Raw records:
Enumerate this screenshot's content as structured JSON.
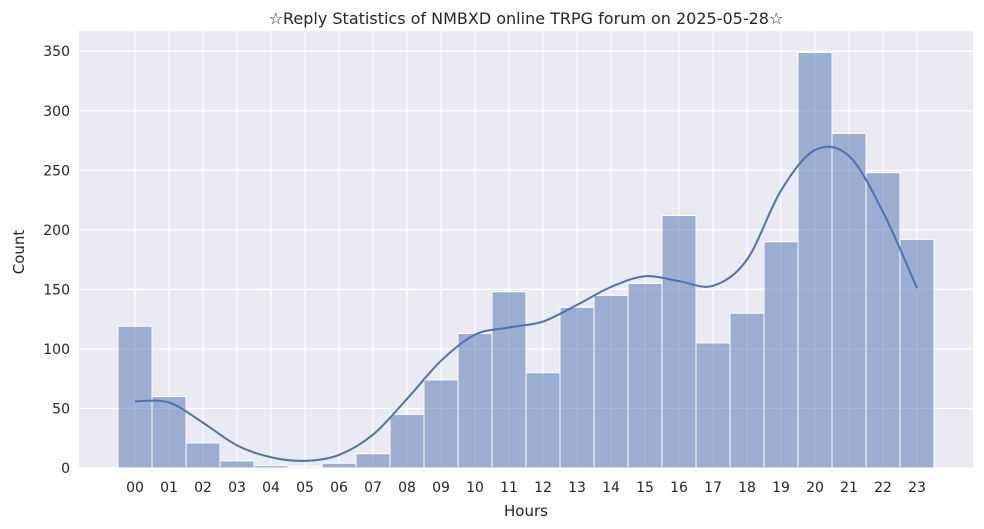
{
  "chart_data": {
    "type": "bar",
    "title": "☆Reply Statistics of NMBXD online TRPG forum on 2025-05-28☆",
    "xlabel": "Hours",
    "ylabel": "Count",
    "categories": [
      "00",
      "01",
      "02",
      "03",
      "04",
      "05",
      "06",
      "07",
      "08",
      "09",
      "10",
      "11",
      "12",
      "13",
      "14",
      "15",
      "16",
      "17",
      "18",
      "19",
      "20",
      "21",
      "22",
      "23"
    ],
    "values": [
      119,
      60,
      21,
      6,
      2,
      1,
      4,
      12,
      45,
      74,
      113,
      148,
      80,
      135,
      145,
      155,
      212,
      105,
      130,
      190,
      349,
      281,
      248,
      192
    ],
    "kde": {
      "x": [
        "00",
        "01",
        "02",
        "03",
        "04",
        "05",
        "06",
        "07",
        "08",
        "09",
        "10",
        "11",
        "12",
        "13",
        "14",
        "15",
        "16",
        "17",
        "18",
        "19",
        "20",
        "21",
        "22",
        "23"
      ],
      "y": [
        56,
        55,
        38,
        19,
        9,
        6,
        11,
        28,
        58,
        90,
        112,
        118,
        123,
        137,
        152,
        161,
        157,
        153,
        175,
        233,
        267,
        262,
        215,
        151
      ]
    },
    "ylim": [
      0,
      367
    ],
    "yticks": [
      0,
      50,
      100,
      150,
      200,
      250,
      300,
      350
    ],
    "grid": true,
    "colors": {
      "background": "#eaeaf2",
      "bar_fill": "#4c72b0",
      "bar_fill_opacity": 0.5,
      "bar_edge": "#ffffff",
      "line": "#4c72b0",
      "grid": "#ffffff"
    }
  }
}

* * *

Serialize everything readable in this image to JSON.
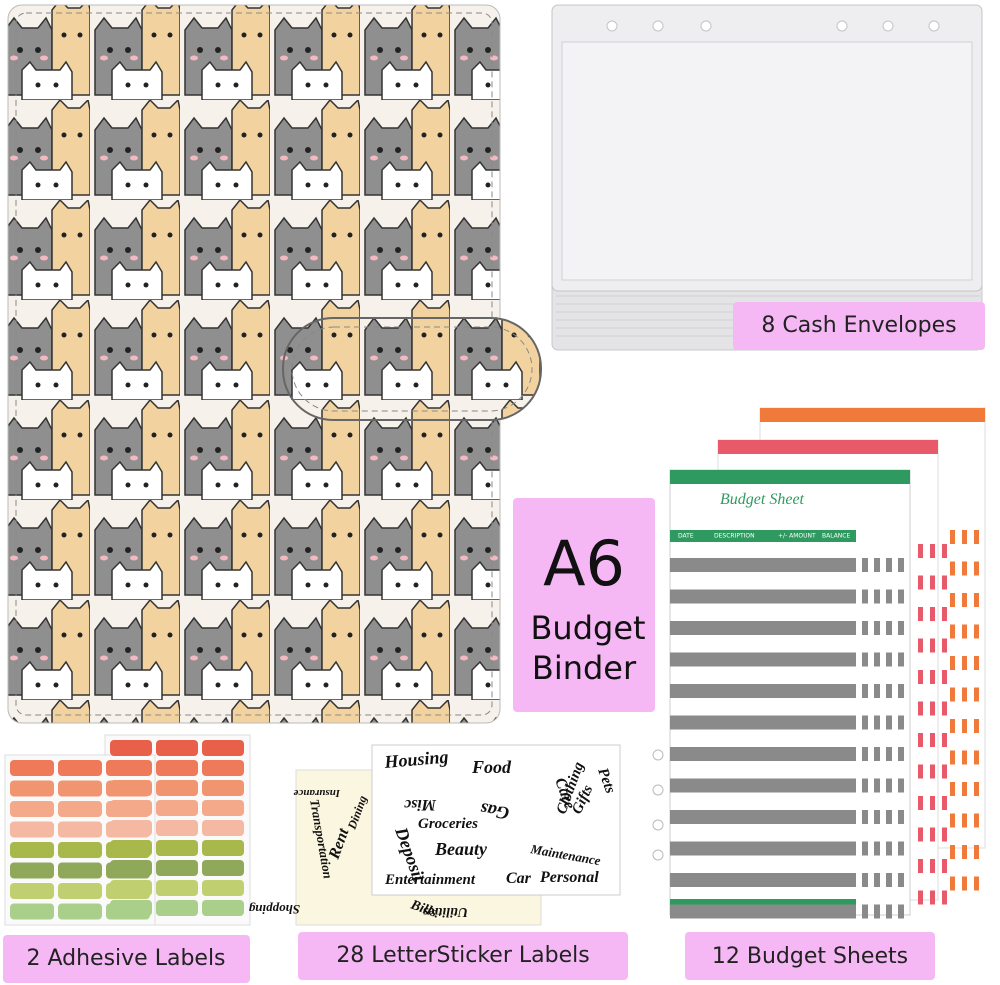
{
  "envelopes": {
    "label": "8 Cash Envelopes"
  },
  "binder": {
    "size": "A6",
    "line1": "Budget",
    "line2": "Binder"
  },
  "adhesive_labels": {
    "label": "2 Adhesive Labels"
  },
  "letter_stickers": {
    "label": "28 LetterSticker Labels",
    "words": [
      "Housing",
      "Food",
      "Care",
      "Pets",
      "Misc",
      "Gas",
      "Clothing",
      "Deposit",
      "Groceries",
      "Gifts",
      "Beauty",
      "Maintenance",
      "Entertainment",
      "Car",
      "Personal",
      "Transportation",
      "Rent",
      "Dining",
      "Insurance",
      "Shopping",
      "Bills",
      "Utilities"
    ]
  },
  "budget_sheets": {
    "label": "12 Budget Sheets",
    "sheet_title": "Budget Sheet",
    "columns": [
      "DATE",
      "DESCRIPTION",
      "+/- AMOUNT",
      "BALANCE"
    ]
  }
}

What you will do: Show every line above in which the word "JSON" occurs.

Answer to this problem:
Enumerate this screenshot's content as structured JSON.
Serialize everything readable in this image to JSON.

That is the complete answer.